- **EXERCISE MATERIALS**
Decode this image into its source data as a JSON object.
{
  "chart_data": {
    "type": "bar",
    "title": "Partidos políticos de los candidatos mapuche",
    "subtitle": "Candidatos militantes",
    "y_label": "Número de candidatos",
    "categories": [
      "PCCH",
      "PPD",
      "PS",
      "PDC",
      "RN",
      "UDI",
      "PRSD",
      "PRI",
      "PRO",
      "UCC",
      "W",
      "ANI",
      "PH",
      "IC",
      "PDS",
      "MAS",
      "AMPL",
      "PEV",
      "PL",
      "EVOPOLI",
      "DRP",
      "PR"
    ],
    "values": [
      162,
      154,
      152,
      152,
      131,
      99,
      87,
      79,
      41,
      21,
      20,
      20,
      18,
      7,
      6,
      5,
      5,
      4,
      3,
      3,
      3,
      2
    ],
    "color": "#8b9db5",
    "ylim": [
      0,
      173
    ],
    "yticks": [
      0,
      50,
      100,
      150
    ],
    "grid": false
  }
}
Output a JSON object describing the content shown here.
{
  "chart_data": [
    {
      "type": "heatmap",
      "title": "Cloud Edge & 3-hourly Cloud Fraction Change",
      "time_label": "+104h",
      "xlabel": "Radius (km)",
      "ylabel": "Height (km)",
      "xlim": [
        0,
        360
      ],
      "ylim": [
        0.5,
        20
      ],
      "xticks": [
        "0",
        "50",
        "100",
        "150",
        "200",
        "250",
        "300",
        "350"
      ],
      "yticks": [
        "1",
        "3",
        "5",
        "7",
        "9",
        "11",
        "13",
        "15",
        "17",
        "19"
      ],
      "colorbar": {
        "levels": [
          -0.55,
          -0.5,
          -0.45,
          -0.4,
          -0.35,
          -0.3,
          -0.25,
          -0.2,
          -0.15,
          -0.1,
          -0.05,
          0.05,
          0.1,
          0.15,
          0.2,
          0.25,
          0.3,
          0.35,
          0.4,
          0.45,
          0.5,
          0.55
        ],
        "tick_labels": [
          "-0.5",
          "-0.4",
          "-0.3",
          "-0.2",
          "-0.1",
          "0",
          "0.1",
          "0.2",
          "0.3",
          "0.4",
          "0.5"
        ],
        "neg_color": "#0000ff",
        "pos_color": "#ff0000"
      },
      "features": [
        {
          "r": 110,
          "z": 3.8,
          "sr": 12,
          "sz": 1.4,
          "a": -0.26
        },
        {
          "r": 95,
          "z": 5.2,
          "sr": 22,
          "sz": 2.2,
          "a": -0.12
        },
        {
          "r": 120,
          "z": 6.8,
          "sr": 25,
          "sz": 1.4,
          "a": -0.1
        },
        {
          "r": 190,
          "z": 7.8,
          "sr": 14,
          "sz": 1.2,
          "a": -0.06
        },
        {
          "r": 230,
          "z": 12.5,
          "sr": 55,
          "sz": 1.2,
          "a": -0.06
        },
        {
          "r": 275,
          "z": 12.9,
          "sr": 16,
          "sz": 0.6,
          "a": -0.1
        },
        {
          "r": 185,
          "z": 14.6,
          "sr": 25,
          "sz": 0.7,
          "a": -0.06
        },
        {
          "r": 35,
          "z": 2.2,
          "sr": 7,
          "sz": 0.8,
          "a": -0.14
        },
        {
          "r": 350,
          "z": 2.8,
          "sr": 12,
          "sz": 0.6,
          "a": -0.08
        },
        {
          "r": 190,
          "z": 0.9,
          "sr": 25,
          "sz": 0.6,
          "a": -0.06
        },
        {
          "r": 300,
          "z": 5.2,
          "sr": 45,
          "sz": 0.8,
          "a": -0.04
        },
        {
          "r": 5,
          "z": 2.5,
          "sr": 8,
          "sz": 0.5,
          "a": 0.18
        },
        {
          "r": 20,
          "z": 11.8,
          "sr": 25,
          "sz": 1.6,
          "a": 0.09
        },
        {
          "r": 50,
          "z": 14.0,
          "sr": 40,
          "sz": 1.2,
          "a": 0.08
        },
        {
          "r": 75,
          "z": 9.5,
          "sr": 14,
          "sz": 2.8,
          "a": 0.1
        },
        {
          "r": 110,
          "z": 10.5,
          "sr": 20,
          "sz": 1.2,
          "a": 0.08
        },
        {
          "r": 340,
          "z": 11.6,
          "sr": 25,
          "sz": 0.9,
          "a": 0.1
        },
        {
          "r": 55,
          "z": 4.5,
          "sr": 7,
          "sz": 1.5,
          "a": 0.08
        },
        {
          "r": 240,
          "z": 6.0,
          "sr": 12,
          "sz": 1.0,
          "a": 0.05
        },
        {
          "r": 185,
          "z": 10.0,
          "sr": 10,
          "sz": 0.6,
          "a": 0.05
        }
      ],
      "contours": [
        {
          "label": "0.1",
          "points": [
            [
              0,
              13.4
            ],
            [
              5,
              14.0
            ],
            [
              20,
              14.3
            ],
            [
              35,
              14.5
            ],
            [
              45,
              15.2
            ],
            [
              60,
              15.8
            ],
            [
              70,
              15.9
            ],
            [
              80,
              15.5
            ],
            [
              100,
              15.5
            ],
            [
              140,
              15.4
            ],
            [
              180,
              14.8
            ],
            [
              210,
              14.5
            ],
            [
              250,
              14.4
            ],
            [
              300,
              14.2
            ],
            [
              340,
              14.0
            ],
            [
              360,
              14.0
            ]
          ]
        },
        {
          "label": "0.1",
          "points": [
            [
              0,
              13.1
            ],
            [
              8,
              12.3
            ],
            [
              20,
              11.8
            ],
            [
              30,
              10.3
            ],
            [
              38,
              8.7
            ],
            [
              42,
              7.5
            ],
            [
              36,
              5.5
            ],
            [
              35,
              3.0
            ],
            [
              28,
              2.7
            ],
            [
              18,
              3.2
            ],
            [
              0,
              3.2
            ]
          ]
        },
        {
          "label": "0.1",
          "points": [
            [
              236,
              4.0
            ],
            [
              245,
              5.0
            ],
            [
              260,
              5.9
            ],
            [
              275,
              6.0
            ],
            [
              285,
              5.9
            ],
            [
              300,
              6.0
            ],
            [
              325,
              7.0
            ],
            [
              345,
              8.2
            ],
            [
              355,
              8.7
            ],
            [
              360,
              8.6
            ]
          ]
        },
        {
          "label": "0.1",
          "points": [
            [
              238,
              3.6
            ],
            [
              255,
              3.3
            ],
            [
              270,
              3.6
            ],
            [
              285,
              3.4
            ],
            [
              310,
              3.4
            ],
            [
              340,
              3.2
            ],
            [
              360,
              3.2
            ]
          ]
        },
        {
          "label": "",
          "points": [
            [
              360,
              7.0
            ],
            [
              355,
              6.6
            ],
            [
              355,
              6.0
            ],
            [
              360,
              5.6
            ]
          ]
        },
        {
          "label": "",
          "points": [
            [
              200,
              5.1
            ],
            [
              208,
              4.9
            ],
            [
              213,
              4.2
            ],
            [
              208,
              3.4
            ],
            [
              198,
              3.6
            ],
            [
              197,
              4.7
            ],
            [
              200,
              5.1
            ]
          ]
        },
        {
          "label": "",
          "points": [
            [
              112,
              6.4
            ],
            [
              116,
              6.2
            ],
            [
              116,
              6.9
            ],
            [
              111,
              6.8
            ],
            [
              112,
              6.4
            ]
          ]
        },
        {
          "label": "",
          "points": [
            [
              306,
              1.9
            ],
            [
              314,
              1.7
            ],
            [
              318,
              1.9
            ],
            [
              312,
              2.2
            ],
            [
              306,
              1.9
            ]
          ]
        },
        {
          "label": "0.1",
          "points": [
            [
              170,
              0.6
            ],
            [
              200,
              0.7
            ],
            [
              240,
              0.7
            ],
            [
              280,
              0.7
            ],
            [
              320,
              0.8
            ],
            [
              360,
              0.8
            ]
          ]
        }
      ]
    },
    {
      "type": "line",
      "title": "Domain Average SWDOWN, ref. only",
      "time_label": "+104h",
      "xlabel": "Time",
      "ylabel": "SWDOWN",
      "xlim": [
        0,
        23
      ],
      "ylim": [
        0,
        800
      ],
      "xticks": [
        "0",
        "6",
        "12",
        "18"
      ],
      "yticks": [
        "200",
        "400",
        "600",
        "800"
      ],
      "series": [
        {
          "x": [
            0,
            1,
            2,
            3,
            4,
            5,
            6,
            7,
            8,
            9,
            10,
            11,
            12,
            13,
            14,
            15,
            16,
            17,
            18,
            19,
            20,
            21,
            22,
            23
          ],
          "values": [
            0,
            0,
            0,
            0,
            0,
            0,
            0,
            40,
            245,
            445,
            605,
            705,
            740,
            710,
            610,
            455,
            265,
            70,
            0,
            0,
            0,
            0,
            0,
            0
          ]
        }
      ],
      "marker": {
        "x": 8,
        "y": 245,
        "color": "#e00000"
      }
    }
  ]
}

- **DIRECTIONS FOR THIS TASK**
Select, from the listing, all lines that include the word "JSON".

- **THE ANSWER**
Decode this image into its source data as a JSON object.
Output a JSON object describing the content shown here.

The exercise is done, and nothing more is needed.